Exercise aim:
From the line containing "Convert this screenshot" to the end of the data, retype every line exactly and nothing else. Drop the pictures.

(Records from a collection of figures)
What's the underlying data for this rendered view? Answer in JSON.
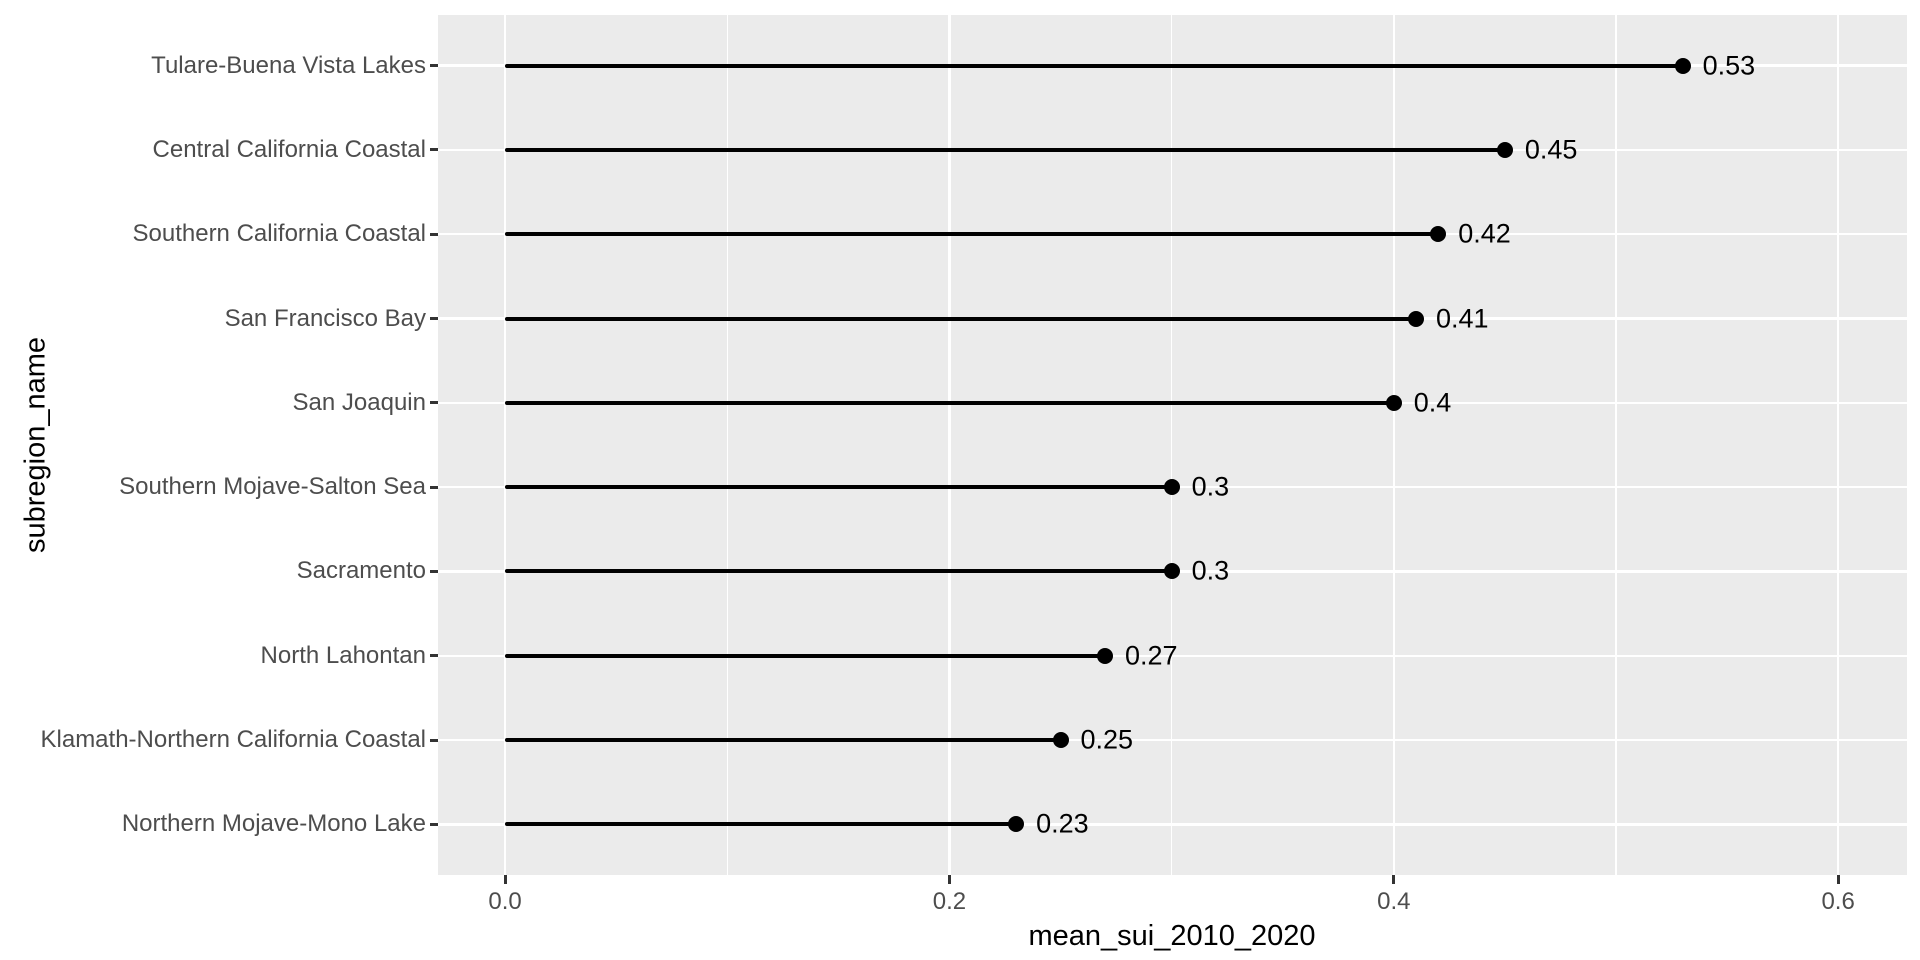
{
  "chart_data": {
    "type": "bar",
    "variant": "lollipop",
    "orientation": "horizontal",
    "title": "",
    "xlabel": "mean_sui_2010_2020",
    "ylabel": "subregion_name",
    "categories": [
      "Tulare-Buena Vista Lakes",
      "Central California Coastal",
      "Southern California Coastal",
      "San Francisco Bay",
      "San Joaquin",
      "Southern Mojave-Salton Sea",
      "Sacramento",
      "North Lahontan",
      "Klamath-Northern California Coastal",
      "Northern Mojave-Mono Lake"
    ],
    "values": [
      0.53,
      0.45,
      0.42,
      0.41,
      0.4,
      0.3,
      0.3,
      0.27,
      0.25,
      0.23
    ],
    "value_labels": [
      "0.53",
      "0.45",
      "0.42",
      "0.41",
      "0.4",
      "0.3",
      "0.3",
      "0.27",
      "0.25",
      "0.23"
    ],
    "xlim": [
      -0.0302,
      0.631
    ],
    "x_ticks": {
      "values": [
        0.0,
        0.2,
        0.4,
        0.6
      ],
      "labels": [
        "0.0",
        "0.2",
        "0.4",
        "0.6"
      ]
    },
    "x_minor_ticks": [
      0.1,
      0.3,
      0.5
    ],
    "grid": "major-horizontal-per-category, major-and-minor-vertical",
    "legend": "none",
    "colors": {
      "page_bg": "#FFFFFF",
      "panel_bg": "#EBEBEB",
      "grid": "#FFFFFF",
      "axis_text": "#4D4D4D",
      "axis_title": "#000000",
      "tick_mark": "#333333",
      "series": "#000000"
    }
  }
}
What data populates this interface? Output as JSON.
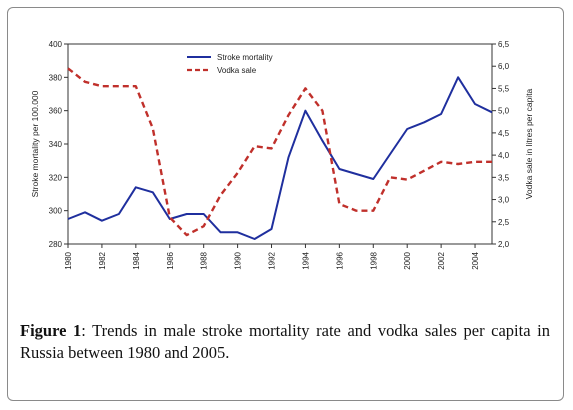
{
  "caption": {
    "label": "Figure 1",
    "text": ": Trends in male stroke mortality rate and vodka sales per capita in Russia between 1980 and 2005."
  },
  "chart_data": {
    "type": "line",
    "title": "",
    "xlabel": "",
    "ylabel_left": "Stroke mortality per 100.000",
    "ylabel_right": "Vodka sale in litres per capita",
    "xlim": [
      1980,
      2005
    ],
    "ylim_left": [
      280,
      400
    ],
    "ylim_right": [
      2.0,
      6.5
    ],
    "x_ticks": [
      "1980",
      "1982",
      "1984",
      "1986",
      "1988",
      "1990",
      "1992",
      "1994",
      "1996",
      "1998",
      "2000",
      "2002",
      "2004"
    ],
    "y_left_ticks": [
      "280",
      "300",
      "320",
      "340",
      "360",
      "380",
      "400"
    ],
    "y_right_ticks": [
      "2,0",
      "2,5",
      "3,0",
      "3,5",
      "4,0",
      "4,5",
      "5,0",
      "5,5",
      "6,0",
      "6,5"
    ],
    "grid": false,
    "legend_position": "top-center",
    "series": [
      {
        "name": "Stroke mortality",
        "axis": "left",
        "color": "#1f2f9e",
        "style": "solid",
        "x": [
          1980,
          1981,
          1982,
          1983,
          1984,
          1985,
          1986,
          1987,
          1988,
          1989,
          1990,
          1991,
          1992,
          1993,
          1994,
          1995,
          1996,
          1997,
          1998,
          1999,
          2000,
          2001,
          2002,
          2003,
          2004,
          2005
        ],
        "values": [
          295,
          299,
          294,
          298,
          314,
          311,
          295,
          298,
          298,
          287,
          287,
          283,
          289,
          332,
          360,
          342,
          325,
          322,
          319,
          334,
          349,
          353,
          358,
          380,
          364,
          359
        ]
      },
      {
        "name": "Vodka sale",
        "axis": "right",
        "color": "#c0302b",
        "style": "dashed",
        "x": [
          1980,
          1981,
          1982,
          1983,
          1984,
          1985,
          1986,
          1987,
          1988,
          1989,
          1990,
          1991,
          1992,
          1993,
          1994,
          1995,
          1996,
          1997,
          1998,
          1999,
          2000,
          2001,
          2002,
          2003,
          2004,
          2005
        ],
        "values": [
          5.95,
          5.65,
          5.55,
          5.55,
          5.55,
          4.6,
          2.6,
          2.2,
          2.4,
          3.1,
          3.6,
          4.2,
          4.15,
          4.9,
          5.5,
          5.0,
          2.9,
          2.75,
          2.75,
          3.5,
          3.45,
          3.65,
          3.85,
          3.8,
          3.85,
          3.85
        ]
      }
    ]
  }
}
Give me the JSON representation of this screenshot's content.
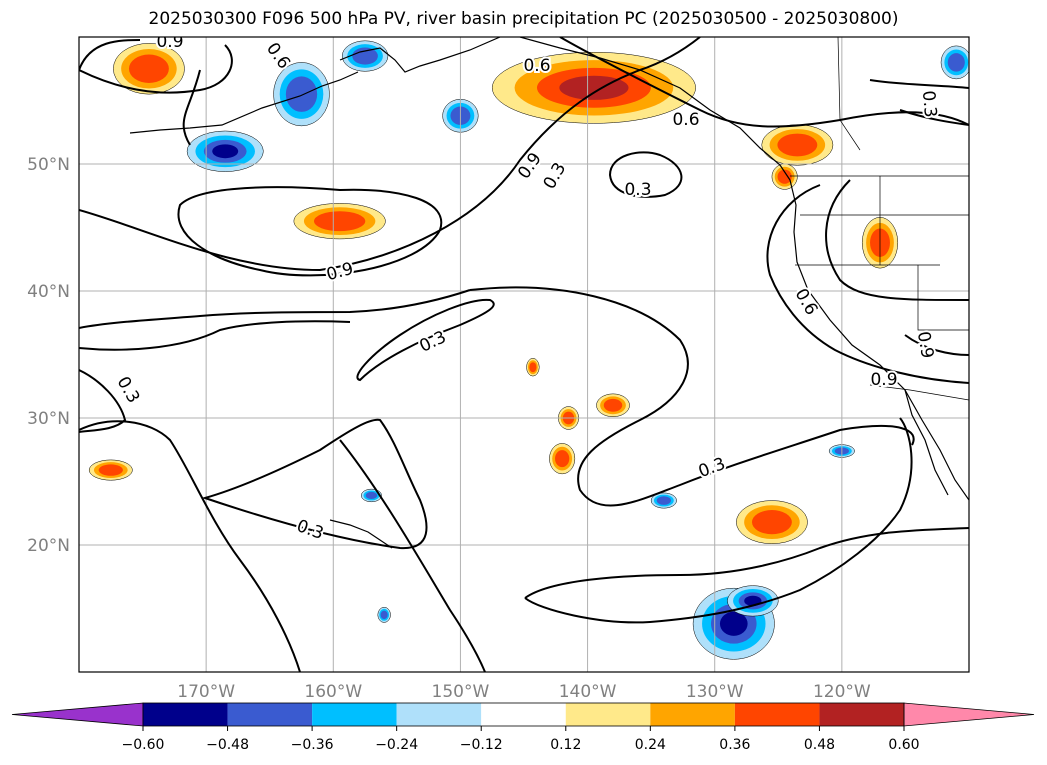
{
  "chart_data": {
    "type": "heatmap",
    "title": "2025030300 F096 500 hPa PV, river basin precipitation PC (2025030500 - 2025030800)",
    "map": {
      "lon_range": [
        -180,
        -110
      ],
      "lat_range": [
        10,
        60
      ],
      "lon_ticks": [
        -170,
        -160,
        -150,
        -140,
        -130,
        -120
      ],
      "lat_ticks": [
        20,
        30,
        40,
        50
      ],
      "lon_tick_labels": [
        "170°W",
        "160°W",
        "150°W",
        "140°W",
        "130°W",
        "120°W"
      ],
      "lat_tick_labels": [
        "20°N",
        "30°N",
        "40°N",
        "50°N"
      ],
      "grid": true
    },
    "colorbar": {
      "boundaries": [
        -0.6,
        -0.48,
        -0.36,
        -0.24,
        -0.12,
        0.12,
        0.24,
        0.36,
        0.48,
        0.6
      ],
      "tick_labels": [
        "−0.60",
        "−0.48",
        "−0.36",
        "−0.24",
        "−0.12",
        "0.12",
        "0.24",
        "0.36",
        "0.48",
        "0.60"
      ],
      "colors": [
        "#9932cc",
        "#00008b",
        "#3a5bd0",
        "#00bfff",
        "#afe0fa",
        "#ffffff",
        "#ffe98a",
        "#ffa500",
        "#ff4500",
        "#b22222",
        "#ff88aa"
      ],
      "extend": "both"
    },
    "contour_levels": [
      0.3,
      0.6,
      0.9
    ],
    "contour_label_values": [
      "0.9",
      "0.6",
      "0.6",
      "0.9",
      "0.3",
      "0.3",
      "0.9",
      "0.3",
      "0.3",
      "0.3",
      "0.3",
      "0.6",
      "0.9",
      "0.9",
      "0.6",
      "0.3"
    ],
    "blobs": [
      {
        "lon": -174.5,
        "lat": 57.5,
        "rlon": 2.8,
        "rlat": 2.0,
        "value": 0.4
      },
      {
        "lon": -168.5,
        "lat": 51.0,
        "rlon": 3.0,
        "rlat": 1.6,
        "value": -0.5
      },
      {
        "lon": -162.5,
        "lat": 55.5,
        "rlon": 2.2,
        "rlat": 2.5,
        "value": -0.4
      },
      {
        "lon": -157.5,
        "lat": 58.5,
        "rlon": 1.8,
        "rlat": 1.2,
        "value": -0.38
      },
      {
        "lon": -150.0,
        "lat": 53.8,
        "rlon": 1.4,
        "rlat": 1.3,
        "value": -0.4
      },
      {
        "lon": -159.5,
        "lat": 45.5,
        "rlon": 3.6,
        "rlat": 1.4,
        "value": 0.45
      },
      {
        "lon": -177.5,
        "lat": 25.9,
        "rlon": 1.7,
        "rlat": 0.8,
        "value": 0.42
      },
      {
        "lon": -139.5,
        "lat": 56.0,
        "rlon": 8.0,
        "rlat": 2.8,
        "value": 0.5
      },
      {
        "lon": -123.5,
        "lat": 51.5,
        "rlon": 2.8,
        "rlat": 1.6,
        "value": 0.42
      },
      {
        "lon": -124.5,
        "lat": 49.0,
        "rlon": 1.0,
        "rlat": 1.0,
        "value": 0.4
      },
      {
        "lon": -117.0,
        "lat": 43.8,
        "rlon": 1.4,
        "rlat": 2.0,
        "value": 0.42
      },
      {
        "lon": -111.0,
        "lat": 58.0,
        "rlon": 1.2,
        "rlat": 1.3,
        "value": -0.38
      },
      {
        "lon": -144.3,
        "lat": 34.0,
        "rlon": 0.5,
        "rlat": 0.7,
        "value": 0.38
      },
      {
        "lon": -141.5,
        "lat": 30.0,
        "rlon": 0.8,
        "rlat": 0.9,
        "value": 0.4
      },
      {
        "lon": -138.0,
        "lat": 31.0,
        "rlon": 1.3,
        "rlat": 0.9,
        "value": 0.4
      },
      {
        "lon": -142.0,
        "lat": 26.8,
        "rlon": 1.0,
        "rlat": 1.2,
        "value": 0.4
      },
      {
        "lon": -125.5,
        "lat": 21.8,
        "rlon": 2.8,
        "rlat": 1.7,
        "value": 0.46
      },
      {
        "lon": -120.0,
        "lat": 27.4,
        "rlon": 1.0,
        "rlat": 0.5,
        "value": -0.38
      },
      {
        "lon": -134.0,
        "lat": 23.5,
        "rlon": 1.0,
        "rlat": 0.6,
        "value": -0.38
      },
      {
        "lon": -157.0,
        "lat": 23.9,
        "rlon": 0.8,
        "rlat": 0.5,
        "value": -0.38
      },
      {
        "lon": -156.0,
        "lat": 14.5,
        "rlon": 0.5,
        "rlat": 0.6,
        "value": -0.38
      },
      {
        "lon": -128.5,
        "lat": 13.8,
        "rlon": 3.2,
        "rlat": 2.8,
        "value": -0.52
      },
      {
        "lon": -127.0,
        "lat": 15.6,
        "rlon": 2.0,
        "rlat": 1.2,
        "value": -0.5
      }
    ]
  }
}
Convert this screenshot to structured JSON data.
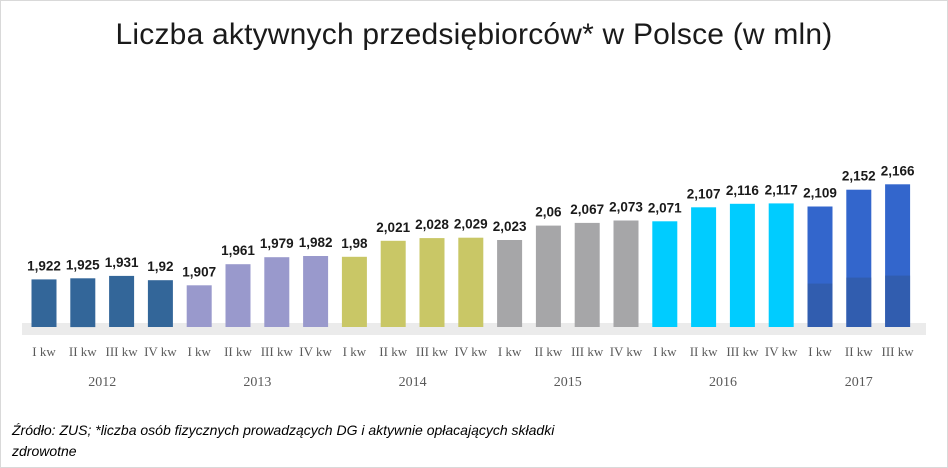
{
  "chart_data": {
    "type": "bar",
    "title": "Liczba aktywnych przedsiębiorców*  w Polsce (w mln)",
    "xlabel": "",
    "ylabel": "",
    "ylim": [
      1.8,
      2.2
    ],
    "grid": false,
    "legend": "none",
    "categories": [
      "I kw",
      "II kw",
      "III kw",
      "IV kw",
      "I kw",
      "II kw",
      "III kw",
      "IV kw",
      "I kw",
      "II kw",
      "III kw",
      "IV kw",
      "I kw",
      "II kw",
      "III kw",
      "IV kw",
      "I kw",
      "II kw",
      "III kw",
      "IV kw",
      "I kw",
      "II kw",
      "III kw"
    ],
    "years": [
      "2012",
      "2013",
      "2014",
      "2015",
      "2016",
      "2017"
    ],
    "values": [
      1.922,
      1.925,
      1.931,
      1.92,
      1.907,
      1.961,
      1.979,
      1.982,
      1.98,
      2.021,
      2.028,
      2.029,
      2.023,
      2.06,
      2.067,
      2.073,
      2.071,
      2.107,
      2.116,
      2.117,
      2.109,
      2.152,
      2.166
    ],
    "value_labels": [
      "1,922",
      "1,925",
      "1,931",
      "1,92",
      "1,907",
      "1,961",
      "1,979",
      "1,982",
      "1,98",
      "2,021",
      "2,028",
      "2,029",
      "2,023",
      "2,06",
      "2,067",
      "2,073",
      "2,071",
      "2,107",
      "2,116",
      "2,117",
      "2,109",
      "2,152",
      "2,166"
    ],
    "year_colors": [
      "#336699",
      "#9999cc",
      "#c9c766",
      "#a6a6a8",
      "#00ccff",
      "#3366cc"
    ],
    "year_group_sizes": [
      4,
      4,
      4,
      4,
      4,
      3
    ]
  },
  "footer": {
    "source_line1": "Źródło: ZUS; *liczba osób fizycznych prowadzących DG i aktywnie opłacających składki",
    "source_line2": "zdrowotne"
  }
}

Worked solution:
Convert this screenshot to structured JSON data.
{
  "chart_data": {
    "type": "bar",
    "title": "Liczba aktywnych przedsiębiorców*  w Polsce (w mln)",
    "xlabel": "",
    "ylabel": "",
    "ylim": [
      1.8,
      2.2
    ],
    "grid": false,
    "legend": "none",
    "categories": [
      "I kw",
      "II kw",
      "III kw",
      "IV kw",
      "I kw",
      "II kw",
      "III kw",
      "IV kw",
      "I kw",
      "II kw",
      "III kw",
      "IV kw",
      "I kw",
      "II kw",
      "III kw",
      "IV kw",
      "I kw",
      "II kw",
      "III kw",
      "IV kw",
      "I kw",
      "II kw",
      "III kw"
    ],
    "years": [
      "2012",
      "2013",
      "2014",
      "2015",
      "2016",
      "2017"
    ],
    "values": [
      1.922,
      1.925,
      1.931,
      1.92,
      1.907,
      1.961,
      1.979,
      1.982,
      1.98,
      2.021,
      2.028,
      2.029,
      2.023,
      2.06,
      2.067,
      2.073,
      2.071,
      2.107,
      2.116,
      2.117,
      2.109,
      2.152,
      2.166
    ],
    "value_labels": [
      "1,922",
      "1,925",
      "1,931",
      "1,92",
      "1,907",
      "1,961",
      "1,979",
      "1,982",
      "1,98",
      "2,021",
      "2,028",
      "2,029",
      "2,023",
      "2,06",
      "2,067",
      "2,073",
      "2,071",
      "2,107",
      "2,116",
      "2,117",
      "2,109",
      "2,152",
      "2,166"
    ],
    "year_colors": [
      "#336699",
      "#9999cc",
      "#c9c766",
      "#a6a6a8",
      "#00ccff",
      "#3366cc"
    ],
    "year_group_sizes": [
      4,
      4,
      4,
      4,
      4,
      3
    ]
  },
  "footer": {
    "source_line1": "Źródło: ZUS; *liczba osób fizycznych prowadzących DG i aktywnie opłacających składki",
    "source_line2": "zdrowotne"
  }
}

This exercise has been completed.